Written exercise:
Set down each line of the material that follows, exactly, with no pictures.

Supplied records:
[START]
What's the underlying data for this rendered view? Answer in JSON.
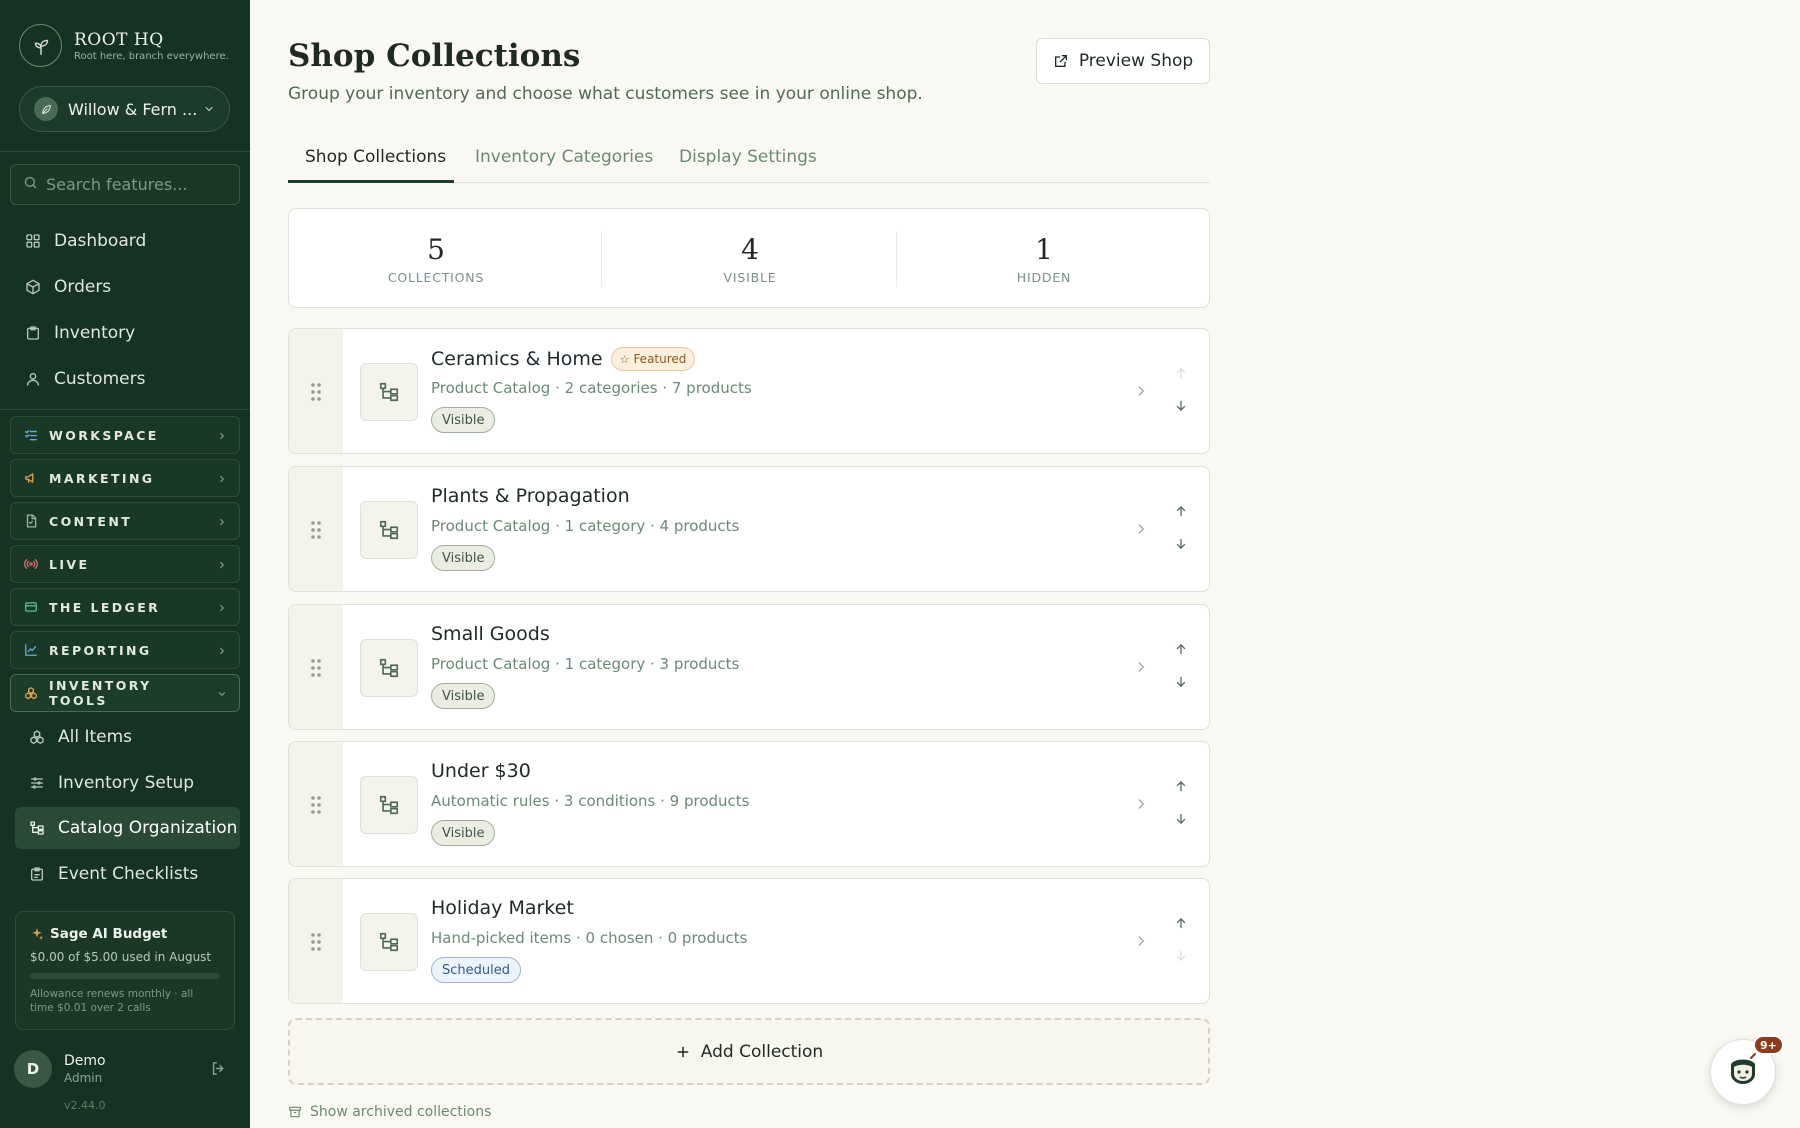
{
  "brand": {
    "name": "ROOT HQ",
    "tagline": "Root here, branch everywhere."
  },
  "tenant": {
    "name": "Willow & Fern ..."
  },
  "search": {
    "placeholder": "Search features..."
  },
  "nav": {
    "dashboard": "Dashboard",
    "orders": "Orders",
    "inventory": "Inventory",
    "customers": "Customers"
  },
  "sections": {
    "workspace": "WORKSPACE",
    "marketing": "MARKETING",
    "content": "CONTENT",
    "live": "LIVE",
    "ledger": "THE LEDGER",
    "reporting": "REPORTING",
    "inventory_tools": "INVENTORY TOOLS"
  },
  "inventory_tools": {
    "all_items": "All Items",
    "setup": "Inventory Setup",
    "catalog": "Catalog Organization",
    "checklists": "Event Checklists"
  },
  "budget": {
    "title": "Sage AI Budget",
    "used": "$0.00 of $5.00 used in August",
    "note": "Allowance renews monthly · all time $0.01 over 2 calls",
    "progress_fraction": 0.0
  },
  "user": {
    "initial": "D",
    "name": "Demo",
    "role": "Admin"
  },
  "version": "v2.44.0",
  "page": {
    "title": "Shop Collections",
    "subtitle": "Group your inventory and choose what customers see in your online shop.",
    "preview_label": "Preview Shop"
  },
  "tabs": {
    "collections": "Shop Collections",
    "categories": "Inventory Categories",
    "display": "Display Settings"
  },
  "stats": {
    "collections": {
      "value": "5",
      "label": "COLLECTIONS"
    },
    "visible": {
      "value": "4",
      "label": "VISIBLE"
    },
    "hidden": {
      "value": "1",
      "label": "HIDDEN"
    }
  },
  "collections": [
    {
      "name": "Ceramics & Home",
      "featured_label": "Featured",
      "meta": "Product Catalog · 2 categories · 7 products",
      "status": "Visible"
    },
    {
      "name": "Plants & Propagation",
      "meta": "Product Catalog · 1 category · 4 products",
      "status": "Visible"
    },
    {
      "name": "Small Goods",
      "meta": "Product Catalog · 1 category · 3 products",
      "status": "Visible"
    },
    {
      "name": "Under $30",
      "meta": "Automatic rules · 3 conditions · 9 products",
      "status": "Visible"
    },
    {
      "name": "Holiday Market",
      "meta": "Hand-picked items · 0 chosen · 0 products",
      "status": "Scheduled"
    }
  ],
  "add_collection": "Add Collection",
  "archived_link": "Show archived collections",
  "chat": {
    "badge": "9+"
  },
  "colors": {
    "sidebar": "#163222",
    "accent": "#1f3b2b",
    "page_bg": "#f9f8f3"
  }
}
[END]
Final result:
What's the underlying data for this rendered view? Answer in JSON.
{
  "brand": {
    "name": "ROOT HQ",
    "tagline": "Root here, branch everywhere."
  },
  "tenant": {
    "name": "Willow & Fern ..."
  },
  "search": {
    "placeholder": "Search features..."
  },
  "nav": {
    "dashboard": "Dashboard",
    "orders": "Orders",
    "inventory": "Inventory",
    "customers": "Customers"
  },
  "sections": {
    "workspace": "WORKSPACE",
    "marketing": "MARKETING",
    "content": "CONTENT",
    "live": "LIVE",
    "ledger": "THE LEDGER",
    "reporting": "REPORTING",
    "inventory_tools": "INVENTORY TOOLS"
  },
  "inventory_tools": {
    "all_items": "All Items",
    "setup": "Inventory Setup",
    "catalog": "Catalog Organization",
    "checklists": "Event Checklists"
  },
  "budget": {
    "title": "Sage AI Budget",
    "used": "$0.00 of $5.00 used in August",
    "note": "Allowance renews monthly · all time $0.01 over 2 calls",
    "progress_fraction": 0.0
  },
  "user": {
    "initial": "D",
    "name": "Demo",
    "role": "Admin"
  },
  "version": "v2.44.0",
  "page": {
    "title": "Shop Collections",
    "subtitle": "Group your inventory and choose what customers see in your online shop.",
    "preview_label": "Preview Shop"
  },
  "tabs": {
    "collections": "Shop Collections",
    "categories": "Inventory Categories",
    "display": "Display Settings"
  },
  "stats": {
    "collections": {
      "value": "5",
      "label": "COLLECTIONS"
    },
    "visible": {
      "value": "4",
      "label": "VISIBLE"
    },
    "hidden": {
      "value": "1",
      "label": "HIDDEN"
    }
  },
  "collections": [
    {
      "name": "Ceramics & Home",
      "featured_label": "Featured",
      "meta": "Product Catalog · 2 categories · 7 products",
      "status": "Visible"
    },
    {
      "name": "Plants & Propagation",
      "meta": "Product Catalog · 1 category · 4 products",
      "status": "Visible"
    },
    {
      "name": "Small Goods",
      "meta": "Product Catalog · 1 category · 3 products",
      "status": "Visible"
    },
    {
      "name": "Under $30",
      "meta": "Automatic rules · 3 conditions · 9 products",
      "status": "Visible"
    },
    {
      "name": "Holiday Market",
      "meta": "Hand-picked items · 0 chosen · 0 products",
      "status": "Scheduled"
    }
  ],
  "add_collection": "Add Collection",
  "archived_link": "Show archived collections",
  "chat": {
    "badge": "9+"
  },
  "colors": {
    "sidebar": "#163222",
    "accent": "#1f3b2b",
    "page_bg": "#f9f8f3"
  }
}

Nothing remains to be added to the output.